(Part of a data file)
________________________________________

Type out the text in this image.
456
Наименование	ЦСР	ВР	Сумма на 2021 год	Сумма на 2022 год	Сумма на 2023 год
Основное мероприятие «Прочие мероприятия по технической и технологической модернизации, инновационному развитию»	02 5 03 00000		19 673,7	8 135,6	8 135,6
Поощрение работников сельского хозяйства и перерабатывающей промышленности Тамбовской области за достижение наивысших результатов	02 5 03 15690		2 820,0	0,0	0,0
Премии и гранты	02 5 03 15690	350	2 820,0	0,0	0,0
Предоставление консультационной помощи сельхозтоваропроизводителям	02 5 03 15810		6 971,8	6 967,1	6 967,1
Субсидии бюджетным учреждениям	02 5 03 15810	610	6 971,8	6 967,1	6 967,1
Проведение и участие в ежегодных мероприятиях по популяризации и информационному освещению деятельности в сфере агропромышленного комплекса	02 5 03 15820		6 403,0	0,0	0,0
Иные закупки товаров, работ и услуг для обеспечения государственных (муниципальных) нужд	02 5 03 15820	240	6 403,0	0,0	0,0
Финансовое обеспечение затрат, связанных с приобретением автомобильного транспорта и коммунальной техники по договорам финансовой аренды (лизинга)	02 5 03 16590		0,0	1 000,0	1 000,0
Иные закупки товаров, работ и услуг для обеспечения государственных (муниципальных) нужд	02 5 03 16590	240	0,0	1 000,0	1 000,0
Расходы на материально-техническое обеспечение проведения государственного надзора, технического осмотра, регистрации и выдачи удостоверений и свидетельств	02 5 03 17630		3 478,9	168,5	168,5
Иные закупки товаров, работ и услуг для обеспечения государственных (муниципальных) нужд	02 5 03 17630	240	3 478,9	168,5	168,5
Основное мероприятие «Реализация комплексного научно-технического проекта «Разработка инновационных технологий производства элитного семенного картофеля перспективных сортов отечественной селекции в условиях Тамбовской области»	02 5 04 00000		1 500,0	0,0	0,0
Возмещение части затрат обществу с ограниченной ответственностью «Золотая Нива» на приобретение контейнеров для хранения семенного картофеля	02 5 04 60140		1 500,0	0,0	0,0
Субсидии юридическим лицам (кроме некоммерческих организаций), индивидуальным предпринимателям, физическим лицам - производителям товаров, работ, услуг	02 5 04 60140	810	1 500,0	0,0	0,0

________________________________________

## STATED TASK:
Look for "нужд" and pull out every line that has it.

## RESULT BELOW:
Иные закупки товаров, работ и услуг для обеспечения государственных (муниципальных) нужд	02 5 03 15820	240	6 403,0	0,0	0,0
Иные закупки товаров, работ и услуг для обеспечения государственных (муниципальных) нужд	02 5 03 16590	240	0,0	1 000,0	1 000,0
Иные закупки товаров, работ и услуг для обеспечения государственных (муниципальных) нужд	02 5 03 17630	240	3 478,9	168,5	168,5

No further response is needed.